----- Extracted material
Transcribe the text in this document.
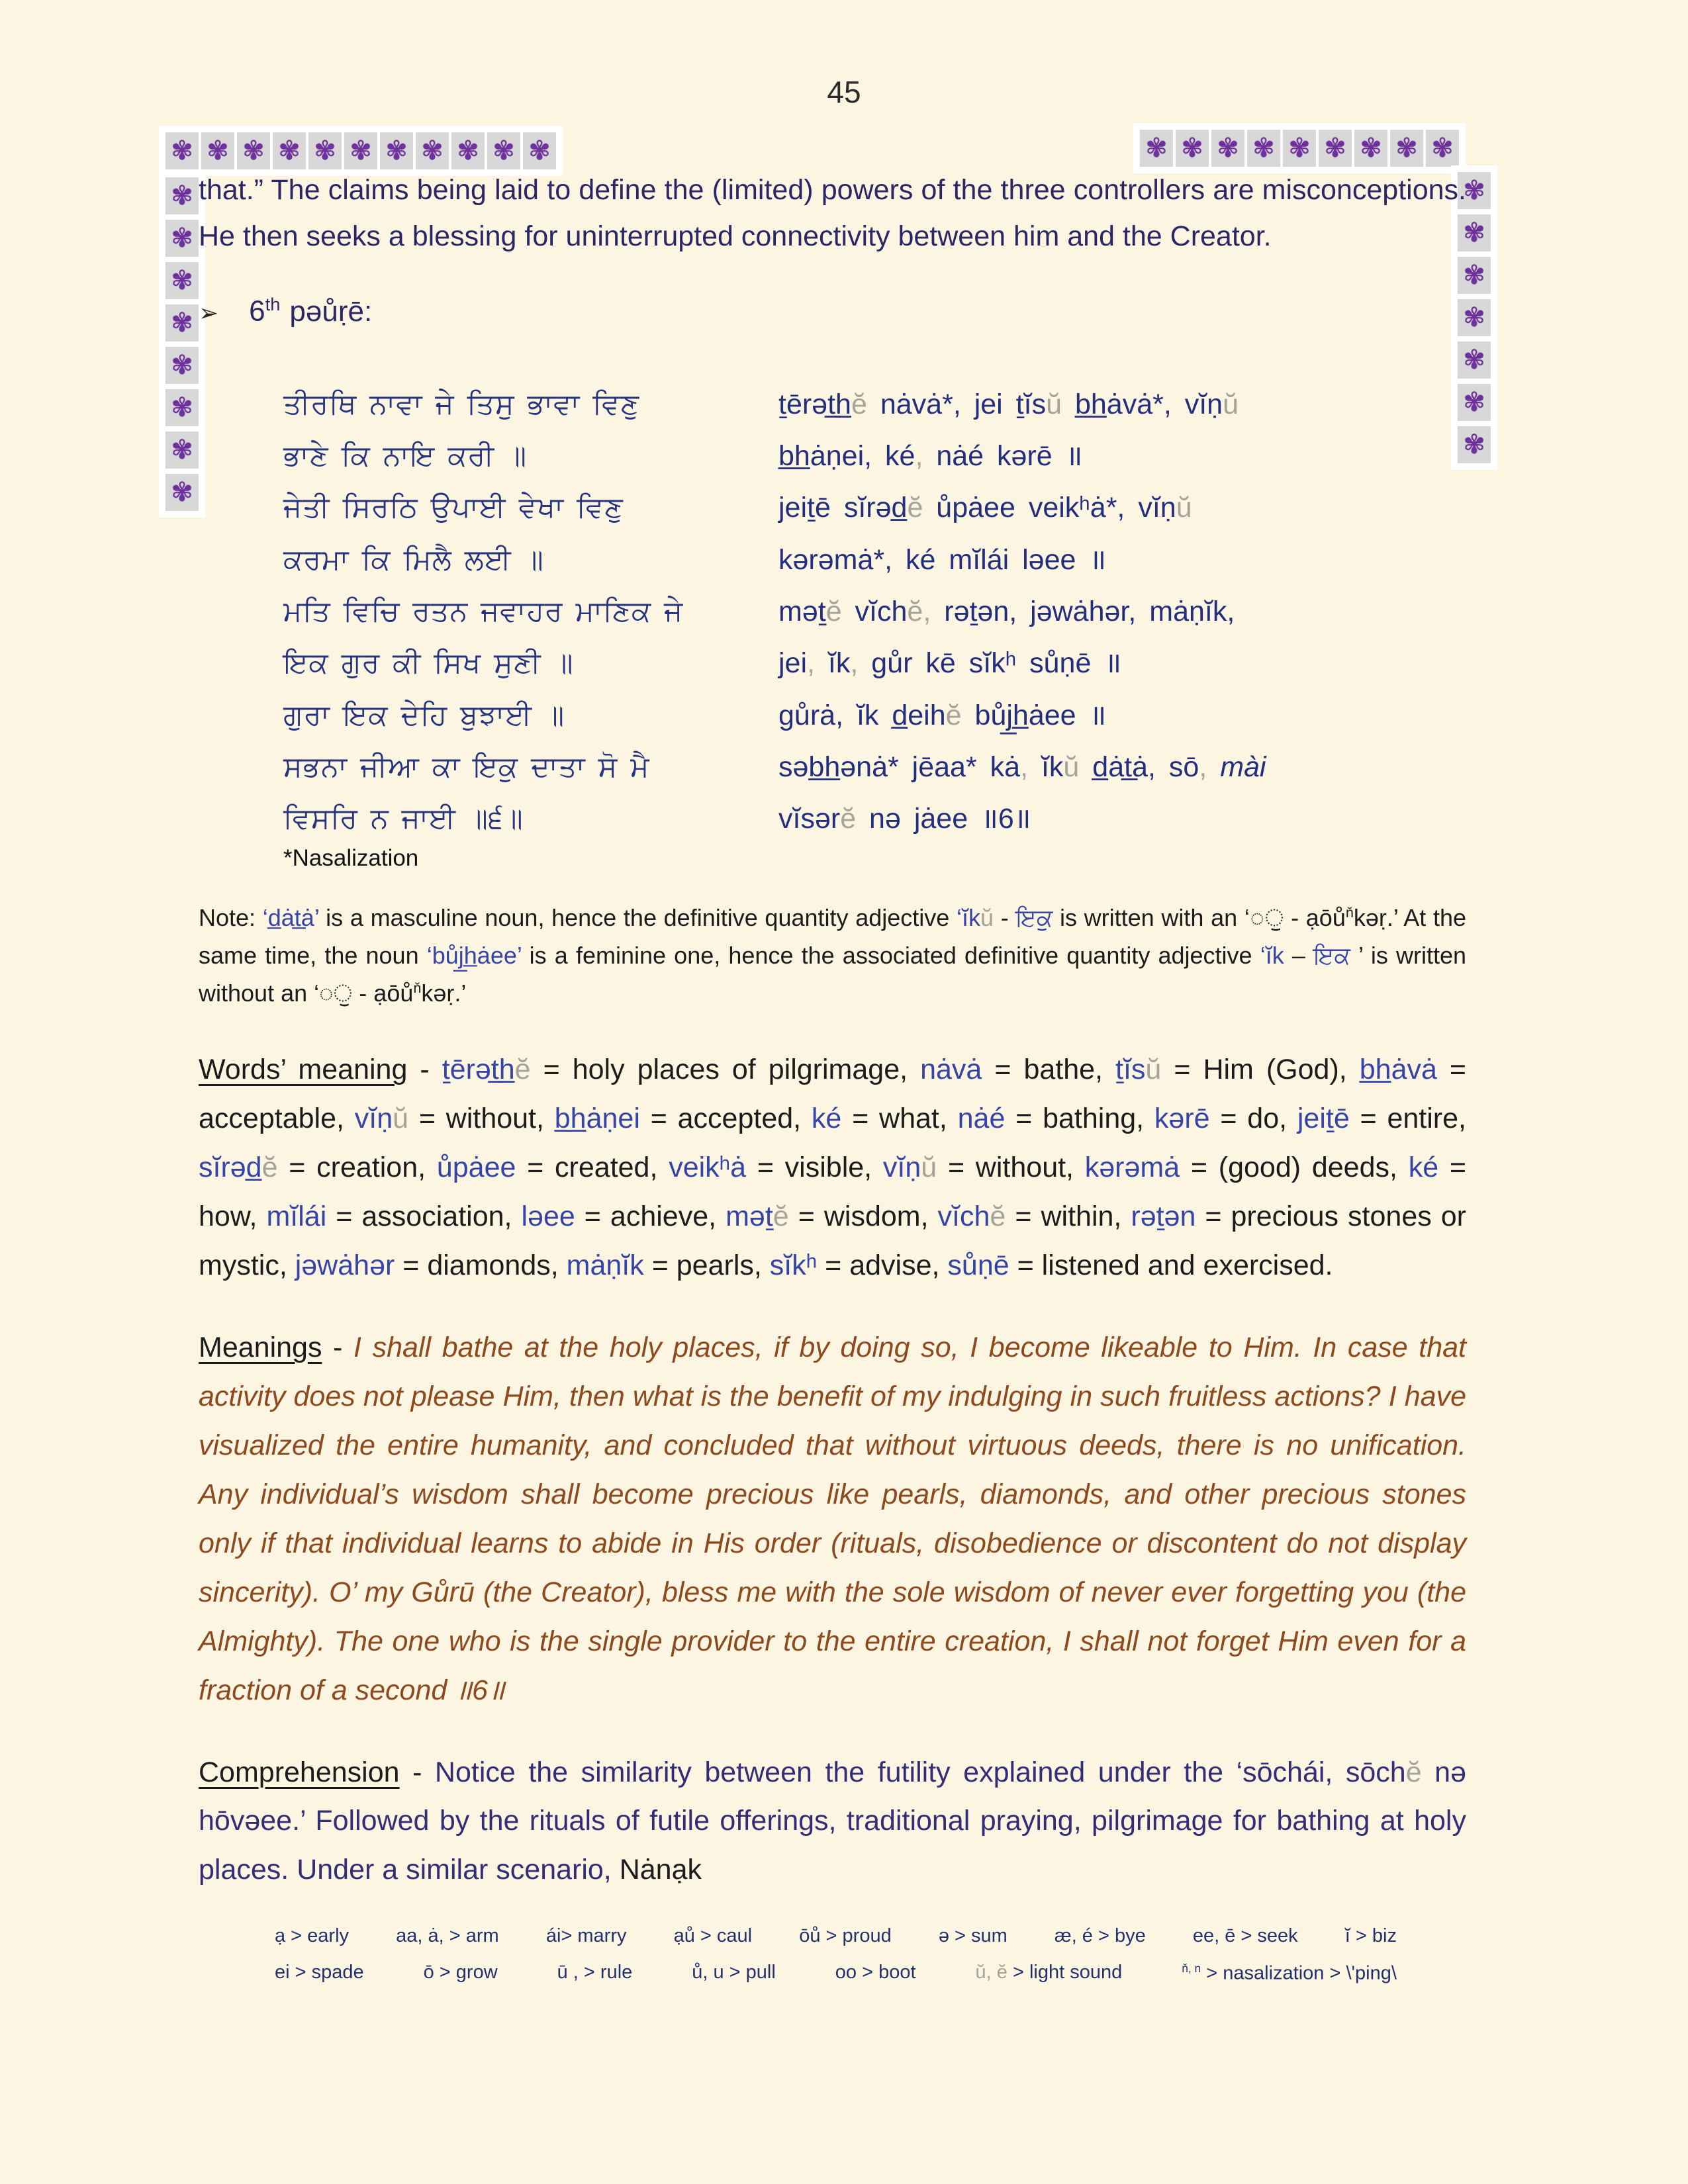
45
✾ ✾ ✾ ✾ ✾ ✾ ✾ ✾ ✾ ✾ ✾
✾
✾
✾
✾
✾
✾
✾
✾
✾ ✾ ✾ ✾ ✾ ✾ ✾ ✾ ✾
✾
✾
✾
✾
✾
✾
✾

that.” The claims being laid to define the (limited) powers of the three controllers are misconceptions. He then seeks a blessing for uninterrupted connectivity between him and the Creator.

➢ 6th pəůṛē:
ਤੀਰਥਿ ਨਾਵਾ ਜੇ ਤਿਸੁ ਭਾਵਾ ਵਿਣੁ	ṯērət̲h̲ĕ nȧvȧ*, jei ṯĭsŭ b̲h̲ȧvȧ*, vĭṇŭ
ਭਾਣੇ ਕਿ ਨਾਇ ਕਰੀ ॥	b̲h̲ȧṇei, ké, nȧé kərē ॥
ਜੇਤੀ ਸਿਰਠਿ ਉਪਾਈ ਵੇਖਾ ਵਿਣੁ	jeiṯē sĭrəd̲ĕ ůpȧee veikʰȧ*, vĭṇŭ
ਕਰਮਾ ਕਿ ਮਿਲੈ ਲਈ ॥	kərəmȧ*, ké mĭlái ləee ॥
ਮਤਿ ਵਿਚਿ ਰਤਨ ਜਵਾਹਰ ਮਾਣਿਕ ਜੇ	məṯĕ vĭchĕ, rəṯən, jəwȧhər, mȧṇĭk,
ਇਕ ਗੁਰ ਕੀ ਸਿਖ ਸੁਣੀ ॥	jei, ĭk, gůr kē sĭkʰ sůṇē ॥
ਗੁਰਾ ਇਕ ਦੇਹਿ ਬੁਝਾਈ ॥	gůrȧ, ĭk d̲eihĕ bůj̲h̲ȧee ॥
ਸਭਨਾ ਜੀਆ ਕਾ ਇਕੁ ਦਾਤਾ ਸੋ ਮੈ	səb̲h̲ənȧ* jēaa* kȧ, ĭkŭ d̲ȧt̲ȧ, sō, mài
ਵਿਸਰਿ ਨ ਜਾਈ ॥੬॥	vĭsərĕ nə jȧee ॥6॥
*Nasalization

Note: ‘d̲ȧt̲ȧ’ is a masculine noun, hence the definitive quantity adjective ‘ĭkŭ - ਇਕੁ is written with an ‘◌ੁ - ạōů$^ň$kəṛ.’ At the same time, the noun ‘bůj̲h̲ȧee’ is a feminine one, hence the associated definitive quantity adjective ‘ĭk – ਇਕ ’ is written without an ‘◌ੁ - ạōů$^ň$kəṛ.’

Words’ meaning - ṯērət̲h̲ĕ = holy places of pilgrimage, nȧvȧ = bathe, ṯĭsŭ = Him (God), b̲h̲ȧvȧ = acceptable, vĭṇŭ = without, b̲h̲ȧṇei = accepted, ké = what, nȧé = bathing, kərē = do, jeiṯē = entire, sĭrəd̲ĕ = creation, ůpȧee = created, veikʰȧ = visible, vĭṇŭ = without, kərəmȧ = (good) deeds, ké = how, mĭlái = association, ləee = achieve, məṯĕ = wisdom, vĭchĕ = within, rəṯən = precious stones or mystic, jəwȧhər = diamonds, mȧṇĭk = pearls, sĭkʰ = advise, sůṇē = listened and exercised.

Meanings - I shall bathe at the holy places, if by doing so, I become likeable to Him. In case that activity does not please Him, then what is the benefit of my indulging in such fruitless actions? I have visualized the entire humanity, and concluded that without virtuous deeds, there is no unification. Any individual’s wisdom shall become precious like pearls, diamonds, and other precious stones only if that individual learns to abide in His order (rituals, disobedience or discontent do not display sincerity). O’ my Gůrū (the Creator), bless me with the sole wisdom of never ever forgetting you (the Almighty). The one who is the single provider to the entire creation, I shall not forget Him even for a fraction of a second ॥6॥

Comprehension - Notice the similarity between the futility explained under the ‘sōchái, sōchĕ nə hōvəee.’ Followed by the rituals of futile offerings, traditional praying, pilgrimage for bathing at holy places. Under a similar scenario, Nȧnạk

ạ > early aa, ȧ, > arm ái> marry ạů > caul ōů > proud ə > sum æ, é > bye ee, ē > seek ĭ > biz
ei > spade	ō > grow	ū , > rule	ů, u > pull	oo > boot	ŭ, ĕ > light sound	$^{ň, n}$ > nasalization > \'ping\
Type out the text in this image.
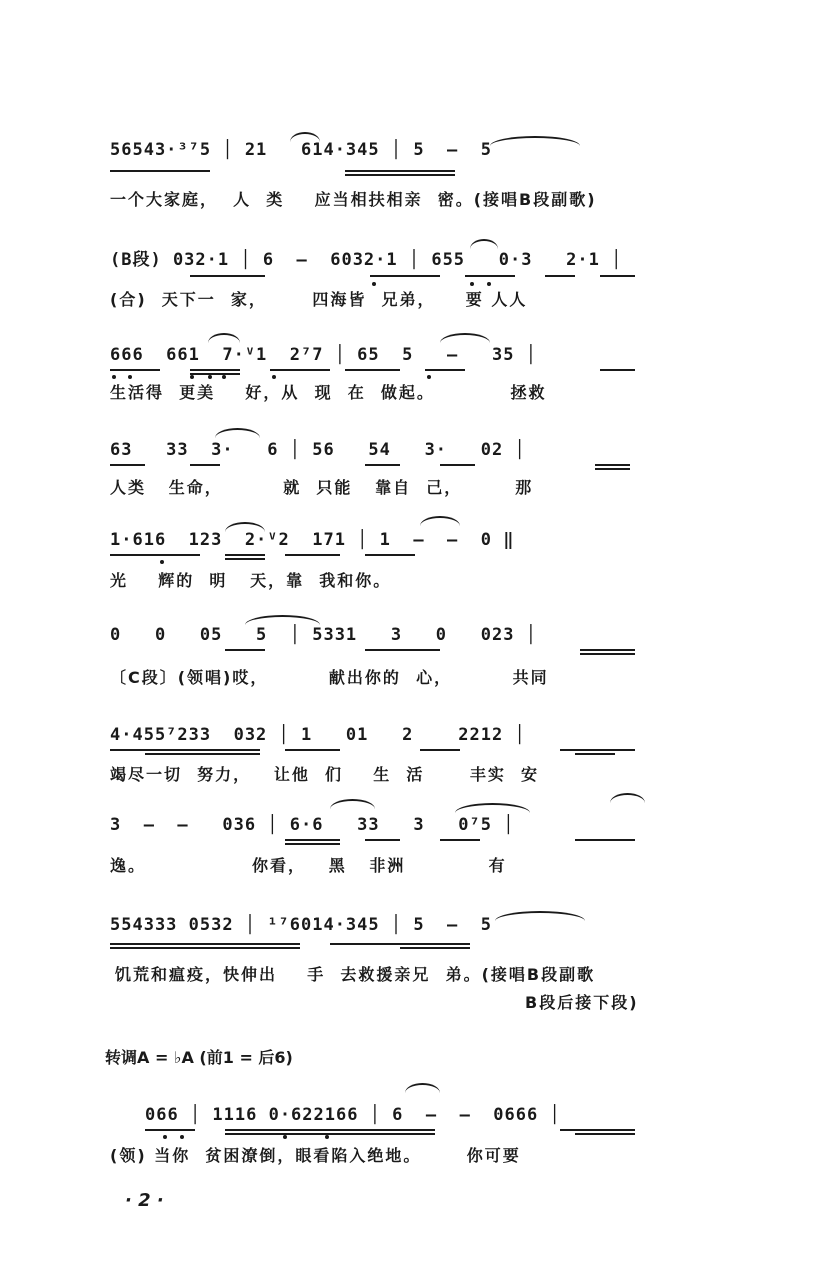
56543·³⁷5 │ 21   614·345 │ 5  —  5
一个大家庭，  人  类    应当相扶相亲  密。(接唱B段副歌)
(B段) 032·1 │ 6  —  6032·1 │ 655   0·3   2·1 │
(合)  天下一  家，      四海皆  兄弟，    要 人人
666  661  7·ⱽ1  2⁷7 │ 65  5   —   35 │
生活得  更美    好，从  现  在  做起。          拯救
63   33  3·   6 │ 56   54   3·   02 │
人类   生命，        就  只能   靠自  己，       那
1·616  123  2·ⱽ2  171 │ 1  —  —  0 ‖
光    辉的  明   天，靠  我和你。
0   0   05   5  │ 5331   3   0   023 │
〔C段〕(领唱)哎，        献出你的  心，        共同
4·455⁷233  032 │ 1   01   2    2212 │
竭尽一切  努力，   让他  们    生  活      丰实  安
3  —  —   036 │ 6·6   33   3   0⁷5 │
逸。              你看，   黑   非洲           有
554333 0532 │ ¹⁷6014·345 │ 5  —  5
饥荒和瘟疫，快伸出    手  去救援亲兄  弟。(接唱B段副歌
B段后接下段)
转调A = ♭A (前1 = 后6)
066 │ 1116 0·622166 │ 6  —  —  0666 │
(领) 当你  贫困潦倒，眼看陷入绝地。      你可要
· 2 ·
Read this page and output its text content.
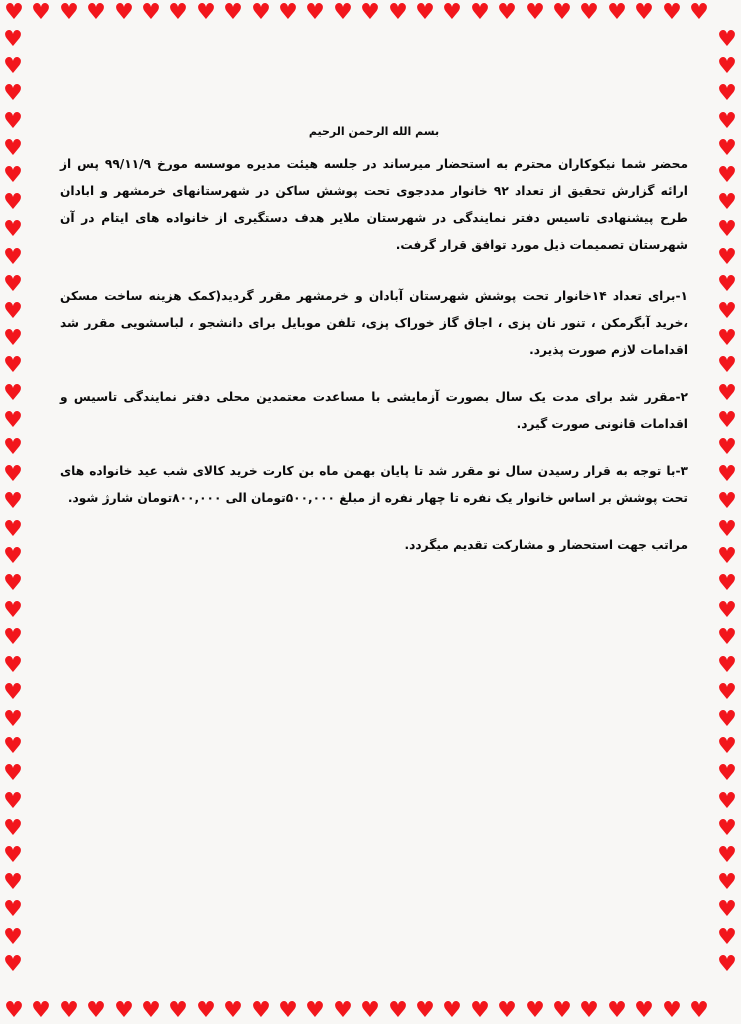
♥ ♥ ♥ ♥ ♥ ♥ ♥ ♥ ♥ ♥ ♥ ♥ ♥ ♥ ♥ ♥ ♥ ♥ ♥ ♥ ♥ ♥ ♥ ♥ ♥ ♥
♥ ♥ ♥ ♥ ♥ ♥ ♥ ♥ ♥ ♥ ♥ ♥ ♥ ♥ ♥ ♥ ♥ ♥ ♥ ♥ ♥ ♥ ♥ ♥ ♥ ♥
♥
♥
♥
♥
♥
♥
♥
♥
♥
♥
♥
♥
♥
♥
♥
♥
♥
♥
♥
♥
♥
♥
♥
♥
♥
♥
♥
♥
♥
♥
♥
♥
♥
♥
♥
♥
♥
♥
♥
♥
♥
♥
♥
♥
♥
♥
♥
♥
♥
♥
♥
♥
♥
♥
♥
♥
♥
♥
♥
♥
♥
♥
♥
♥
♥
♥
♥
♥
♥
♥

بسم الله الرحمن الرحيم

محضر شما نیکوکاران محترم به استحضار میرساند در جلسه هیئت مدیره موسسه مورخ ۹۹/۱۱/۹ پس از ارائه گزارش تحقیق از تعداد ۹۲ خانوار مددجوی تحت پوشش ساکن در شهرستانهای خرمشهر و ابادان طرح پیشنهادی تاسیس دفتر نمایندگی در شهرستان ملایر هدف دستگیری از خانواده های ایتام در آن شهرستان تصمیمات ذیل مورد توافق قرار گرفت.

۱-برای تعداد ۱۴خانوار تحت پوشش شهرستان آبادان و خرمشهر مقرر گردید(کمک هزینه ساخت مسکن ،خرید آبگرمکن ، تنور نان پزی ، اجاق گاز خوراک پزی، تلفن موبایل برای دانشجو ، لباسشویی مقرر شد اقدامات لازم صورت پذیرد.

۲-مقرر شد برای مدت یک سال بصورت آزمایشی با مساعدت معتمدین محلی دفتر نمایندگی تاسیس و اقدامات قانونی صورت گیرد.

۳-با توجه به قرار رسیدن سال نو مقرر شد تا پایان بهمن ماه بن کارت خرید کالای شب عید خانواده های تحت پوشش بر اساس خانوار یک نفره تا چهار نفره از مبلغ ۵۰۰,۰۰۰تومان الی ۸۰۰,۰۰۰تومان شارژ شود.

مراتب جهت استحضار و مشارکت تقدیم میگردد.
----------
Objective:
Extract the lines beginning with the one that contains "Read this page and output its text content." and ending with the last line of the listing. Keep them exact and drop the pictures.

Solution to the problem:
Read this page and output its text content.
♥ ♥ ♥ ♥ ♥ ♥ ♥ ♥ ♥ ♥ ♥ ♥ ♥ ♥ ♥ ♥ ♥ ♥ ♥ ♥ ♥ ♥ ♥ ♥ ♥ ♥
♥ ♥ ♥ ♥ ♥ ♥ ♥ ♥ ♥ ♥ ♥ ♥ ♥ ♥ ♥ ♥ ♥ ♥ ♥ ♥ ♥ ♥ ♥ ♥ ♥ ♥
♥
♥
♥
♥
♥
♥
♥
♥
♥
♥
♥
♥
♥
♥
♥
♥
♥
♥
♥
♥
♥
♥
♥
♥
♥
♥
♥
♥
♥
♥
♥
♥
♥
♥
♥
♥
♥
♥
♥
♥
♥
♥
♥
♥
♥
♥
♥
♥
♥
♥
♥
♥
♥
♥
♥
♥
♥
♥
♥
♥
♥
♥
♥
♥
♥
♥
♥
♥
♥
♥

بسم الله الرحمن الرحيم

محضر شما نیکوکاران محترم به استحضار میرساند در جلسه هیئت مدیره موسسه مورخ ۹۹/۱۱/۹ پس از ارائه گزارش تحقیق از تعداد ۹۲ خانوار مددجوی تحت پوشش ساکن در شهرستانهای خرمشهر و ابادان طرح پیشنهادی تاسیس دفتر نمایندگی در شهرستان ملایر هدف دستگیری از خانواده های ایتام در آن شهرستان تصمیمات ذیل مورد توافق قرار گرفت.

۱-برای تعداد ۱۴خانوار تحت پوشش شهرستان آبادان و خرمشهر مقرر گردید(کمک هزینه ساخت مسکن ،خرید آبگرمکن ، تنور نان پزی ، اجاق گاز خوراک پزی، تلفن موبایل برای دانشجو ، لباسشویی مقرر شد اقدامات لازم صورت پذیرد.

۲-مقرر شد برای مدت یک سال بصورت آزمایشی با مساعدت معتمدین محلی دفتر نمایندگی تاسیس و اقدامات قانونی صورت گیرد.

۳-با توجه به قرار رسیدن سال نو مقرر شد تا پایان بهمن ماه بن کارت خرید کالای شب عید خانواده های تحت پوشش بر اساس خانوار یک نفره تا چهار نفره از مبلغ ۵۰۰,۰۰۰تومان الی ۸۰۰,۰۰۰تومان شارژ شود.

مراتب جهت استحضار و مشارکت تقدیم میگردد.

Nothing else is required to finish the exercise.